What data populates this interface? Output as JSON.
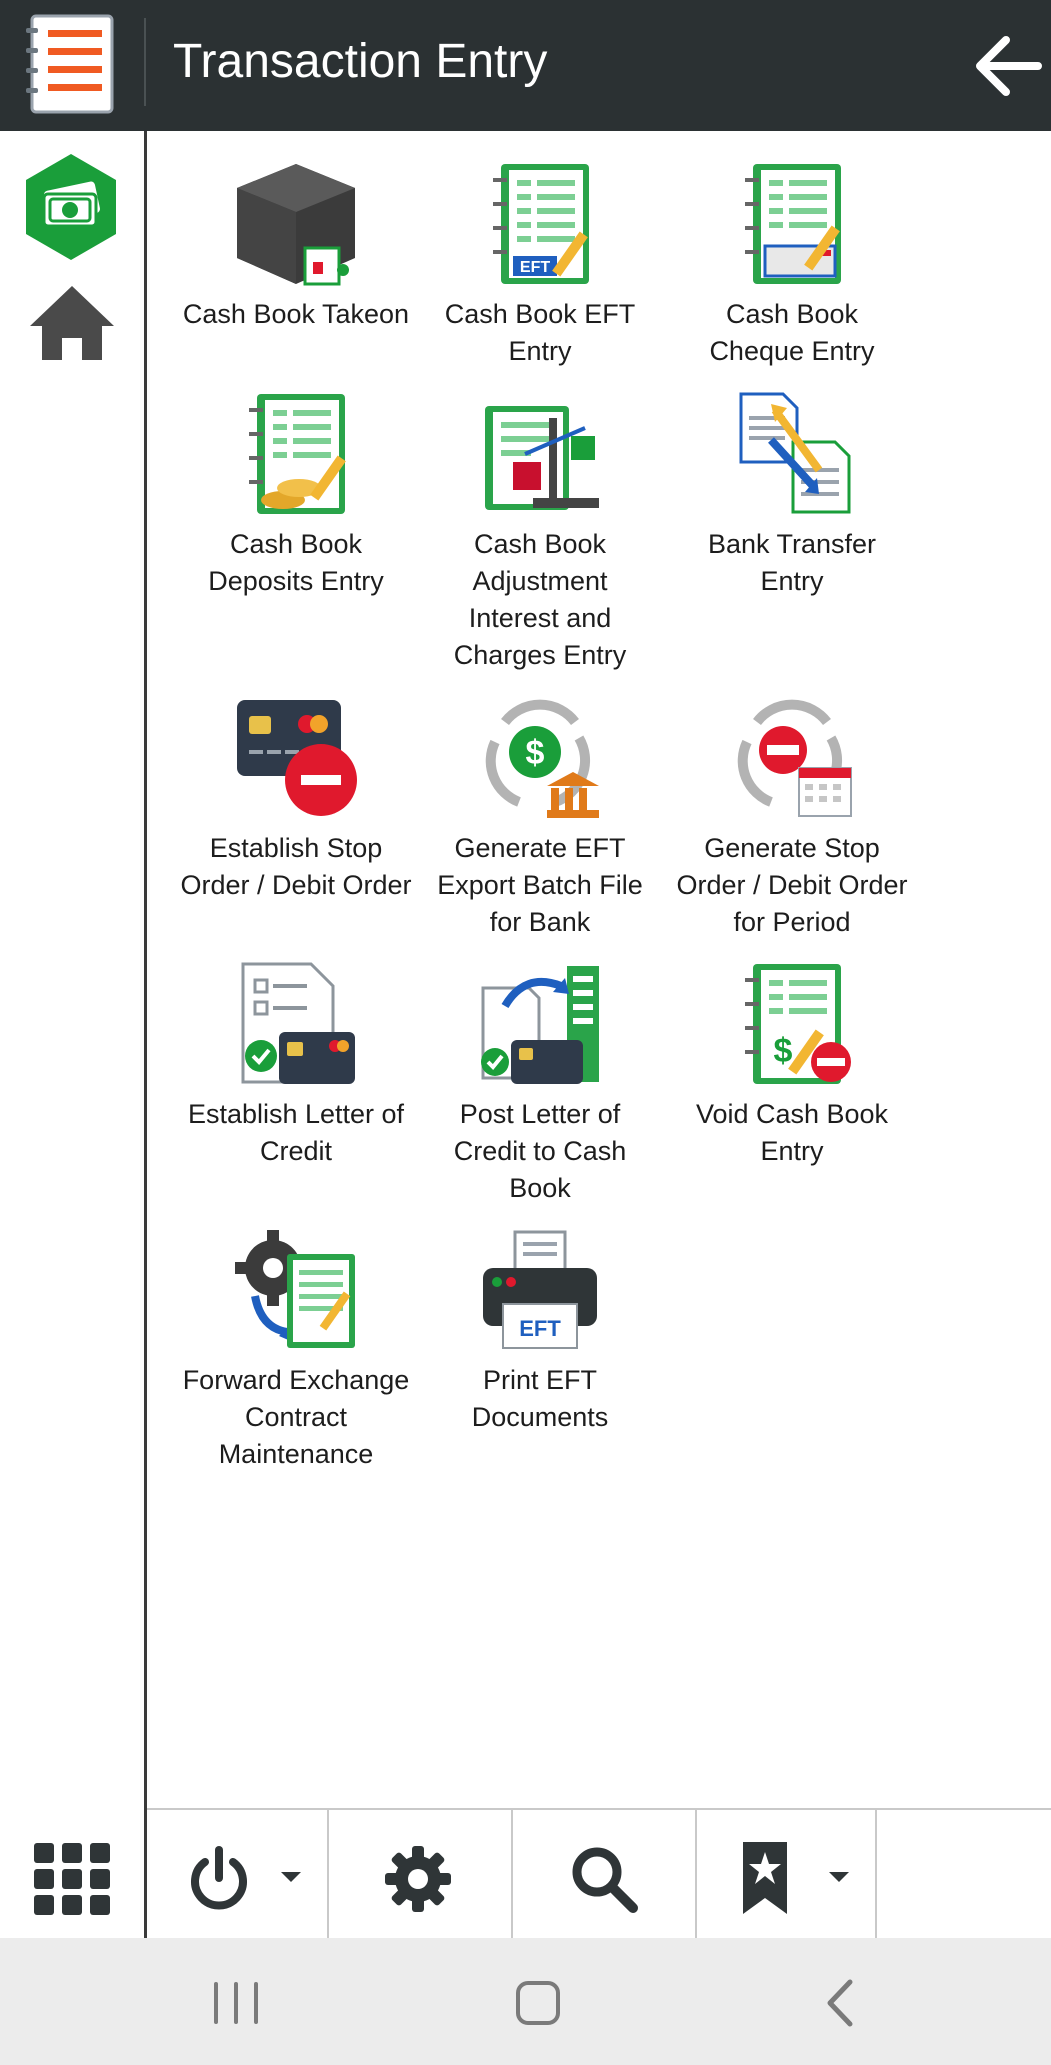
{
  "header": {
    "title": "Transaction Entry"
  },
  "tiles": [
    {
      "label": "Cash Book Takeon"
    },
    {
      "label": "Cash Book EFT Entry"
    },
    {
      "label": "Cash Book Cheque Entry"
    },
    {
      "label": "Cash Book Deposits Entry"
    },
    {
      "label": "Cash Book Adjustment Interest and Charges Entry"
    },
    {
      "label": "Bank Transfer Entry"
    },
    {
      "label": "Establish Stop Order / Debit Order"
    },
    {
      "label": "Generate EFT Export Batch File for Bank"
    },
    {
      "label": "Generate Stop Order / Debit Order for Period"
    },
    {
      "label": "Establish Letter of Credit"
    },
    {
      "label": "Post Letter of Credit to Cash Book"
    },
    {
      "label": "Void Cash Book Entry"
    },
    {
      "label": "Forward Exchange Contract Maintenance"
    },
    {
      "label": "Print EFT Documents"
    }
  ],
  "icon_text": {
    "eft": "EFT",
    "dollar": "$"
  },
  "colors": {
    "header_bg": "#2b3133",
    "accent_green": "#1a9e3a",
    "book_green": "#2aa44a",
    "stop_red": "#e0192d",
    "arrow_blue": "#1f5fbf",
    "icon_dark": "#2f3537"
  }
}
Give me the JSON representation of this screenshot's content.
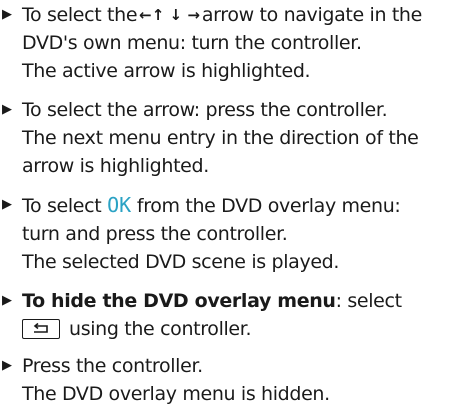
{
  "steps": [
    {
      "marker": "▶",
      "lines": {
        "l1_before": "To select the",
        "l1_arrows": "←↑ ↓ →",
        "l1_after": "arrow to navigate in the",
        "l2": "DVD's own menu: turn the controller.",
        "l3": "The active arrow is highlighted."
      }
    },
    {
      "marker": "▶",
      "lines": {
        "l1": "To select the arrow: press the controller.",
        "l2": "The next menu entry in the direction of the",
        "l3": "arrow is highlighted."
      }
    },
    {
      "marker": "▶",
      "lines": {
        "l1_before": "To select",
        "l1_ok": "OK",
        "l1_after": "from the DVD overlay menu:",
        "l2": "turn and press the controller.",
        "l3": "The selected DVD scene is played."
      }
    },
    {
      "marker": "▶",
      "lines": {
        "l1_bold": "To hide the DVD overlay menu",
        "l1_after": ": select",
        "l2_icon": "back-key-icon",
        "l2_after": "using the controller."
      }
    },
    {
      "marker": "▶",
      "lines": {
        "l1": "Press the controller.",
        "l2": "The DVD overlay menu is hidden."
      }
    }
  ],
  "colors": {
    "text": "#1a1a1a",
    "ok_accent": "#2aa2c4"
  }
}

*What is asked*. All of the lines above should be retyped precisely, apart from the pictures.

*Answer to the exercise*.
What data populates this interface? Output as JSON.
{
  "header": {
    "title": "Transaction Entry"
  },
  "tiles": [
    {
      "label": "Cash Book Takeon"
    },
    {
      "label": "Cash Book EFT Entry"
    },
    {
      "label": "Cash Book Cheque Entry"
    },
    {
      "label": "Cash Book Deposits Entry"
    },
    {
      "label": "Cash Book Adjustment Interest and Charges Entry"
    },
    {
      "label": "Bank Transfer Entry"
    },
    {
      "label": "Establish Stop Order / Debit Order"
    },
    {
      "label": "Generate EFT Export Batch File for Bank"
    },
    {
      "label": "Generate Stop Order / Debit Order for Period"
    },
    {
      "label": "Establish Letter of Credit"
    },
    {
      "label": "Post Letter of Credit to Cash Book"
    },
    {
      "label": "Void Cash Book Entry"
    },
    {
      "label": "Forward Exchange Contract Maintenance"
    },
    {
      "label": "Print EFT Documents"
    }
  ],
  "icon_text": {
    "eft": "EFT",
    "dollar": "$"
  },
  "colors": {
    "header_bg": "#2b3133",
    "accent_green": "#1a9e3a",
    "book_green": "#2aa44a",
    "stop_red": "#e0192d",
    "arrow_blue": "#1f5fbf",
    "icon_dark": "#2f3537"
  }
}
Give me the JSON representation of this screenshot's content.
{
  "steps": [
    {
      "marker": "▶",
      "lines": {
        "l1_before": "To select the",
        "l1_arrows": "←↑ ↓ →",
        "l1_after": "arrow to navigate in the",
        "l2": "DVD's own menu: turn the controller.",
        "l3": "The active arrow is highlighted."
      }
    },
    {
      "marker": "▶",
      "lines": {
        "l1": "To select the arrow: press the controller.",
        "l2": "The next menu entry in the direction of the",
        "l3": "arrow is highlighted."
      }
    },
    {
      "marker": "▶",
      "lines": {
        "l1_before": "To select",
        "l1_ok": "OK",
        "l1_after": "from the DVD overlay menu:",
        "l2": "turn and press the controller.",
        "l3": "The selected DVD scene is played."
      }
    },
    {
      "marker": "▶",
      "lines": {
        "l1_bold": "To hide the DVD overlay menu",
        "l1_after": ": select",
        "l2_icon": "back-key-icon",
        "l2_after": "using the controller."
      }
    },
    {
      "marker": "▶",
      "lines": {
        "l1": "Press the controller.",
        "l2": "The DVD overlay menu is hidden."
      }
    }
  ],
  "colors": {
    "text": "#1a1a1a",
    "ok_accent": "#2aa2c4"
  }
}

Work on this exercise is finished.